## Begin ITEMS

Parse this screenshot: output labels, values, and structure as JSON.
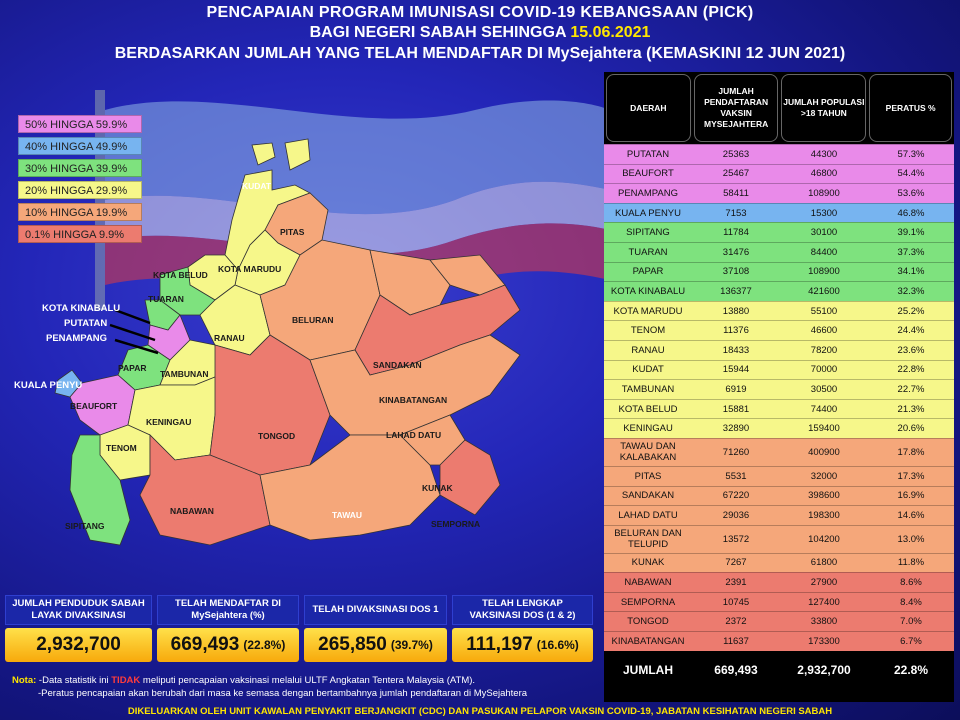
{
  "header": {
    "line1": "PENCAPAIAN PROGRAM IMUNISASI COVID-19 KEBANGSAAN (PICK)",
    "line2_prefix": "BAGI NEGERI SABAH SEHINGGA ",
    "line2_date": "15.06.2021",
    "line3": "BERDASARKAN JUMLAH YANG TELAH MENDAFTAR DI MySejahtera (KEMASKINI 12 JUN 2021)"
  },
  "legend": [
    {
      "label": "50% HINGGA 59.9%",
      "color": "#e98ae9"
    },
    {
      "label": "40% HINGGA 49.9%",
      "color": "#77b4f0"
    },
    {
      "label": "30% HINGGA 39.9%",
      "color": "#7ee27e"
    },
    {
      "label": "20% HINGGA 29.9%",
      "color": "#f6f78a"
    },
    {
      "label": "10% HINGGA 19.9%",
      "color": "#f5a77a"
    },
    {
      "label": "0.1% HINGGA 9.9%",
      "color": "#ec7b6f"
    }
  ],
  "map_labels": {
    "kudat": "KUDAT",
    "pitas": "PITAS",
    "kota_belud": "KOTA BELUD",
    "kota_marudu": "KOTA MARUDU",
    "tuaran": "TUARAN",
    "beluran": "BELURAN",
    "ranau": "RANAU",
    "papar": "PAPAR",
    "tambunan": "TAMBUNAN",
    "sandakan": "SANDAKAN",
    "kinabatangan": "KINABATANGAN",
    "beaufort": "BEAUFORT",
    "keningau": "KENINGAU",
    "tongod": "TONGOD",
    "lahad_datu": "LAHAD DATU",
    "tenom": "TENOM",
    "kunak": "KUNAK",
    "sipitang": "SIPITANG",
    "nabawan": "NABAWAN",
    "tawau": "TAWAU",
    "semporna": "SEMPORNA",
    "kota_kinabalu": "KOTA KINABALU",
    "putatan": "PUTATAN",
    "penampang": "PENAMPANG",
    "kuala_penyu": "KUALA PENYU"
  },
  "stats": [
    {
      "caption": "JUMLAH PENDUDUK SABAH LAYAK DIVAKSINASI",
      "value": "2,932,700",
      "sub": ""
    },
    {
      "caption": "TELAH MENDAFTAR DI MySejahtera (%)",
      "value": "669,493",
      "sub": "(22.8%)"
    },
    {
      "caption": "TELAH DIVAKSINASI DOS 1",
      "value": "265,850",
      "sub": "(39.7%)"
    },
    {
      "caption": "TELAH LENGKAP VAKSINASI DOS (1 & 2)",
      "value": "111,197",
      "sub": "(16.6%)"
    }
  ],
  "nota": {
    "label": "Nota:",
    "line1_a": "-Data statistik ini ",
    "line1_b": "TIDAK",
    "line1_c": " meliputi pencapaian vaksinasi melalui ULTF Angkatan Tentera Malaysia (ATM).",
    "line2": "-Peratus pencapaian akan berubah dari masa ke semasa dengan bertambahnya jumlah pendaftaran di MySejahtera"
  },
  "footer": "DIKELUARKAN OLEH UNIT KAWALAN PENYAKIT BERJANGKIT (CDC) DAN PASUKAN PELAPOR VAKSIN COVID-19, JABATAN KESIHATAN NEGERI SABAH",
  "table": {
    "headers": [
      "DAERAH",
      "JUMLAH PENDAFTARAN VAKSIN MYSEJAHTERA",
      "JUMLAH POPULASI >18 TAHUN",
      "PERATUS %"
    ],
    "rows": [
      {
        "daerah": "PUTATAN",
        "daftar": "25363",
        "populasi": "44300",
        "peratus": "57.3%",
        "color": "#e98ae9"
      },
      {
        "daerah": "BEAUFORT",
        "daftar": "25467",
        "populasi": "46800",
        "peratus": "54.4%",
        "color": "#e98ae9"
      },
      {
        "daerah": "PENAMPANG",
        "daftar": "58411",
        "populasi": "108900",
        "peratus": "53.6%",
        "color": "#e98ae9"
      },
      {
        "daerah": "KUALA PENYU",
        "daftar": "7153",
        "populasi": "15300",
        "peratus": "46.8%",
        "color": "#77b4f0"
      },
      {
        "daerah": "SIPITANG",
        "daftar": "11784",
        "populasi": "30100",
        "peratus": "39.1%",
        "color": "#7ee27e"
      },
      {
        "daerah": "TUARAN",
        "daftar": "31476",
        "populasi": "84400",
        "peratus": "37.3%",
        "color": "#7ee27e"
      },
      {
        "daerah": "PAPAR",
        "daftar": "37108",
        "populasi": "108900",
        "peratus": "34.1%",
        "color": "#7ee27e"
      },
      {
        "daerah": "KOTA KINABALU",
        "daftar": "136377",
        "populasi": "421600",
        "peratus": "32.3%",
        "color": "#7ee27e"
      },
      {
        "daerah": "KOTA MARUDU",
        "daftar": "13880",
        "populasi": "55100",
        "peratus": "25.2%",
        "color": "#f6f78a"
      },
      {
        "daerah": "TENOM",
        "daftar": "11376",
        "populasi": "46600",
        "peratus": "24.4%",
        "color": "#f6f78a"
      },
      {
        "daerah": "RANAU",
        "daftar": "18433",
        "populasi": "78200",
        "peratus": "23.6%",
        "color": "#f6f78a"
      },
      {
        "daerah": "KUDAT",
        "daftar": "15944",
        "populasi": "70000",
        "peratus": "22.8%",
        "color": "#f6f78a"
      },
      {
        "daerah": "TAMBUNAN",
        "daftar": "6919",
        "populasi": "30500",
        "peratus": "22.7%",
        "color": "#f6f78a"
      },
      {
        "daerah": "KOTA BELUD",
        "daftar": "15881",
        "populasi": "74400",
        "peratus": "21.3%",
        "color": "#f6f78a"
      },
      {
        "daerah": "KENINGAU",
        "daftar": "32890",
        "populasi": "159400",
        "peratus": "20.6%",
        "color": "#f6f78a"
      },
      {
        "daerah": "TAWAU DAN KALABAKAN",
        "daftar": "71260",
        "populasi": "400900",
        "peratus": "17.8%",
        "color": "#f5a77a",
        "tall": true
      },
      {
        "daerah": "PITAS",
        "daftar": "5531",
        "populasi": "32000",
        "peratus": "17.3%",
        "color": "#f5a77a"
      },
      {
        "daerah": "SANDAKAN",
        "daftar": "67220",
        "populasi": "398600",
        "peratus": "16.9%",
        "color": "#f5a77a"
      },
      {
        "daerah": "LAHAD DATU",
        "daftar": "29036",
        "populasi": "198300",
        "peratus": "14.6%",
        "color": "#f5a77a"
      },
      {
        "daerah": "BELURAN DAN TELUPID",
        "daftar": "13572",
        "populasi": "104200",
        "peratus": "13.0%",
        "color": "#f5a77a",
        "tall": true
      },
      {
        "daerah": "KUNAK",
        "daftar": "7267",
        "populasi": "61800",
        "peratus": "11.8%",
        "color": "#f5a77a"
      },
      {
        "daerah": "NABAWAN",
        "daftar": "2391",
        "populasi": "27900",
        "peratus": "8.6%",
        "color": "#ec7b6f"
      },
      {
        "daerah": "SEMPORNA",
        "daftar": "10745",
        "populasi": "127400",
        "peratus": "8.4%",
        "color": "#ec7b6f"
      },
      {
        "daerah": "TONGOD",
        "daftar": "2372",
        "populasi": "33800",
        "peratus": "7.0%",
        "color": "#ec7b6f"
      },
      {
        "daerah": "KINABATANGAN",
        "daftar": "11637",
        "populasi": "173300",
        "peratus": "6.7%",
        "color": "#ec7b6f"
      }
    ],
    "total": {
      "label": "JUMLAH",
      "daftar": "669,493",
      "populasi": "2,932,700",
      "peratus": "22.8%"
    }
  }
}
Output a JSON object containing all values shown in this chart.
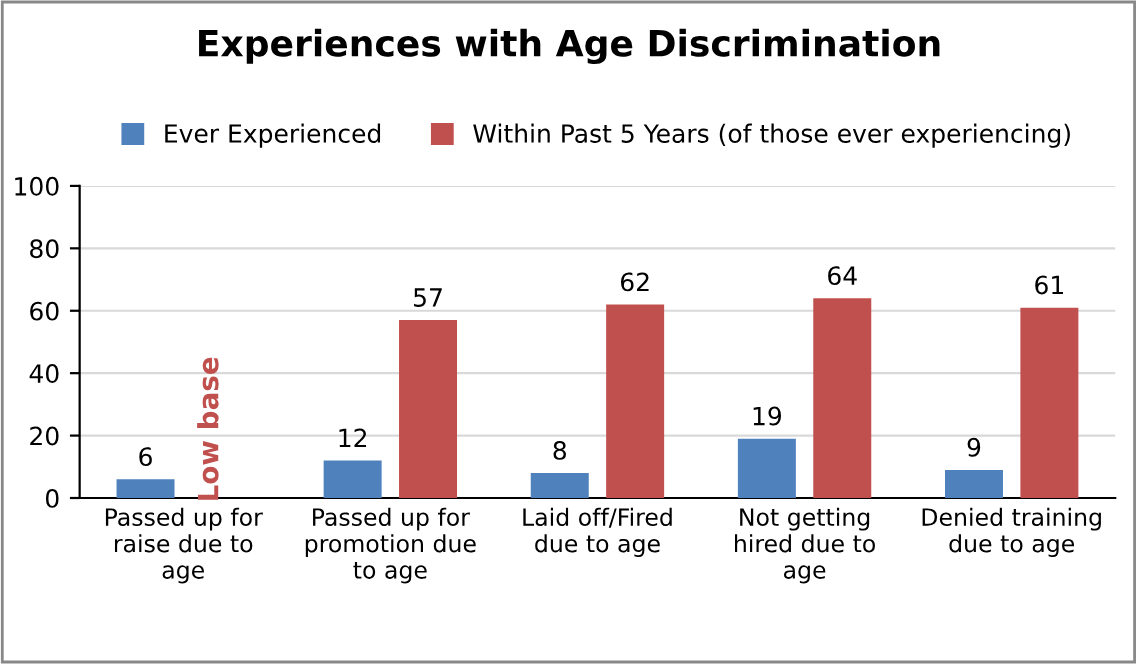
{
  "chart_data": {
    "type": "bar",
    "title": "Experiences with Age Discrimination",
    "categories": [
      "Passed up for raise due to age",
      "Passed up for promotion due to age",
      "Laid off/Fired due to age",
      "Not getting hired due to age",
      "Denied training due to age"
    ],
    "series": [
      {
        "name": "Ever Experienced",
        "color": "#4f81bd",
        "values": [
          6,
          12,
          8,
          19,
          9
        ]
      },
      {
        "name": "Within Past 5 Years (of those ever experiencing)",
        "color": "#c0504d",
        "values": [
          null,
          57,
          62,
          64,
          61
        ]
      }
    ],
    "ylim": [
      0,
      100
    ],
    "yticks": [
      0,
      20,
      40,
      60,
      80,
      100
    ],
    "grid": "y",
    "legend": "top",
    "data_labels": true,
    "annotations": [
      "Low base"
    ]
  }
}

## End ITEMS

EXERCISE TASK: Print only the lines from the line that contains "Output a JSON" to the final line of the data, inclusive. Pictures stay out.

ANSWER FOR THIS EXERCISE:
Output a JSON object containing all values shown in this chart.
{
  "chart_data": {
    "type": "bar",
    "title": "Experiences with Age Discrimination",
    "categories": [
      "Passed up for raise due to age",
      "Passed up for promotion due to age",
      "Laid off/Fired due to age",
      "Not getting hired due to age",
      "Denied training due to age"
    ],
    "series": [
      {
        "name": "Ever Experienced",
        "color": "#4f81bd",
        "values": [
          6,
          12,
          8,
          19,
          9
        ]
      },
      {
        "name": "Within Past 5 Years (of those ever experiencing)",
        "color": "#c0504d",
        "values": [
          null,
          57,
          62,
          64,
          61
        ]
      }
    ],
    "ylim": [
      0,
      100
    ],
    "yticks": [
      0,
      20,
      40,
      60,
      80,
      100
    ],
    "grid": "y",
    "legend": "top",
    "data_labels": true,
    "annotations": [
      "Low base"
    ]
  }
}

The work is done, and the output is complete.